*Entries supplied*
····················
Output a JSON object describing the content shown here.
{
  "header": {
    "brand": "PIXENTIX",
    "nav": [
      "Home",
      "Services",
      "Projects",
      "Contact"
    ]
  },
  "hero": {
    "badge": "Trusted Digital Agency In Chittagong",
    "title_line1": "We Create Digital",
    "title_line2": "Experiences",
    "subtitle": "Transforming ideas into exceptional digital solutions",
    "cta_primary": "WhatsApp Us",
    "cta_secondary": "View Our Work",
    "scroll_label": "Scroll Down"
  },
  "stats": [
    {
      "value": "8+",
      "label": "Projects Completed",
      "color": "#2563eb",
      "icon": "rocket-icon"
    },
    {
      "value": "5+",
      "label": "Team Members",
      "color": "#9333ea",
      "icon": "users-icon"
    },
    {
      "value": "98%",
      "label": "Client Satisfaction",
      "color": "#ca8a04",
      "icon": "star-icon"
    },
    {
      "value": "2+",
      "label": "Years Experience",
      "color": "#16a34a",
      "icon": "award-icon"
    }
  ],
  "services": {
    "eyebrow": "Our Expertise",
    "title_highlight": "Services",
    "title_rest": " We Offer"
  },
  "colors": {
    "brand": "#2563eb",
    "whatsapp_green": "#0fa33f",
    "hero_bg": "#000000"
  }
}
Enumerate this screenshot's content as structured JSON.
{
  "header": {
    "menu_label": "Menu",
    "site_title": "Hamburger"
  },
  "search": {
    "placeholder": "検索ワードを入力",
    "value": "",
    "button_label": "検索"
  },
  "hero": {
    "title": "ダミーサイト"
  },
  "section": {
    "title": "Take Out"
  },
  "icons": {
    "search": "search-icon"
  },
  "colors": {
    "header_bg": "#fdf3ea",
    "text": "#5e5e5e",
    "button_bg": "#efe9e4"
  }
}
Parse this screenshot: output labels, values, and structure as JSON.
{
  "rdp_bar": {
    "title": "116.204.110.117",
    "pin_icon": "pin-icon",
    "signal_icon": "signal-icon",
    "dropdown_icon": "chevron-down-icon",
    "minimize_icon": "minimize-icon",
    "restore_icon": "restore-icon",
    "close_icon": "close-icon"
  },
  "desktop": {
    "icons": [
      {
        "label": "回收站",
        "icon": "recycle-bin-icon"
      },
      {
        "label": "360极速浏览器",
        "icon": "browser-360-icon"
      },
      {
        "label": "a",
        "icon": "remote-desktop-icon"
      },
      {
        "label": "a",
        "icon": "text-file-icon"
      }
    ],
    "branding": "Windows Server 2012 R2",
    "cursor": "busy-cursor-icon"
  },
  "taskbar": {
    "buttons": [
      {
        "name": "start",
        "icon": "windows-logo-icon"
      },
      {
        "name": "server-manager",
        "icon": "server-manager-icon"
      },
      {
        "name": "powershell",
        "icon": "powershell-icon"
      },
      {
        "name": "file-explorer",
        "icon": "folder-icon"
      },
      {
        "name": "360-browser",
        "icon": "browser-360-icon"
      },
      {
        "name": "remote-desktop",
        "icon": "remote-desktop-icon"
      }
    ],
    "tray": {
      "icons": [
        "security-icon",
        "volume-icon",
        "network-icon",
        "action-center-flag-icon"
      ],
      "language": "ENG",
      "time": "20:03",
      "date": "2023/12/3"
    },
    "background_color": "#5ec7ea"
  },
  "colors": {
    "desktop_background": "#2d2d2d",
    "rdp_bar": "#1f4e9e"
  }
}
····················
*What is expected*
Print every entry exactly as it appears.

*Reply*
Output a JSON object describing the content shown here.
{
  "header": {
    "brand": "PIXENTIX",
    "nav": [
      "Home",
      "Services",
      "Projects",
      "Contact"
    ]
  },
  "hero": {
    "badge": "Trusted Digital Agency In Chittagong",
    "title_line1": "We Create Digital",
    "title_line2": "Experiences",
    "subtitle": "Transforming ideas into exceptional digital solutions",
    "cta_primary": "WhatsApp Us",
    "cta_secondary": "View Our Work",
    "scroll_label": "Scroll Down"
  },
  "stats": [
    {
      "value": "8+",
      "label": "Projects Completed",
      "color": "#2563eb",
      "icon": "rocket-icon"
    },
    {
      "value": "5+",
      "label": "Team Members",
      "color": "#9333ea",
      "icon": "users-icon"
    },
    {
      "value": "98%",
      "label": "Client Satisfaction",
      "color": "#ca8a04",
      "icon": "star-icon"
    },
    {
      "value": "2+",
      "label": "Years Experience",
      "color": "#16a34a",
      "icon": "award-icon"
    }
  ],
  "services": {
    "eyebrow": "Our Expertise",
    "title_highlight": "Services",
    "title_rest": " We Offer"
  },
  "colors": {
    "brand": "#2563eb",
    "whatsapp_green": "#0fa33f",
    "hero_bg": "#000000"
  }
}
Enumerate this screenshot's content as structured JSON.
{
  "header": {
    "menu_label": "Menu",
    "site_title": "Hamburger"
  },
  "search": {
    "placeholder": "検索ワードを入力",
    "value": "",
    "button_label": "検索"
  },
  "hero": {
    "title": "ダミーサイト"
  },
  "section": {
    "title": "Take Out"
  },
  "icons": {
    "search": "search-icon"
  },
  "colors": {
    "header_bg": "#fdf3ea",
    "text": "#5e5e5e",
    "button_bg": "#efe9e4"
  }
}
Parse this screenshot: output labels, values, and structure as JSON.
{
  "rdp_bar": {
    "title": "116.204.110.117",
    "pin_icon": "pin-icon",
    "signal_icon": "signal-icon",
    "dropdown_icon": "chevron-down-icon",
    "minimize_icon": "minimize-icon",
    "restore_icon": "restore-icon",
    "close_icon": "close-icon"
  },
  "desktop": {
    "icons": [
      {
        "label": "回收站",
        "icon": "recycle-bin-icon"
      },
      {
        "label": "360极速浏览器",
        "icon": "browser-360-icon"
      },
      {
        "label": "a",
        "icon": "remote-desktop-icon"
      },
      {
        "label": "a",
        "icon": "text-file-icon"
      }
    ],
    "branding": "Windows Server 2012 R2",
    "cursor": "busy-cursor-icon"
  },
  "taskbar": {
    "buttons": [
      {
        "name": "start",
        "icon": "windows-logo-icon"
      },
      {
        "name": "server-manager",
        "icon": "server-manager-icon"
      },
      {
        "name": "powershell",
        "icon": "powershell-icon"
      },
      {
        "name": "file-explorer",
        "icon": "folder-icon"
      },
      {
        "name": "360-browser",
        "icon": "browser-360-icon"
      },
      {
        "name": "remote-desktop",
        "icon": "remote-desktop-icon"
      }
    ],
    "tray": {
      "icons": [
        "security-icon",
        "volume-icon",
        "network-icon",
        "action-center-flag-icon"
      ],
      "language": "ENG",
      "time": "20:03",
      "date": "2023/12/3"
    },
    "background_color": "#5ec7ea"
  },
  "colors": {
    "desktop_background": "#2d2d2d",
    "rdp_bar": "#1f4e9e"
  }
}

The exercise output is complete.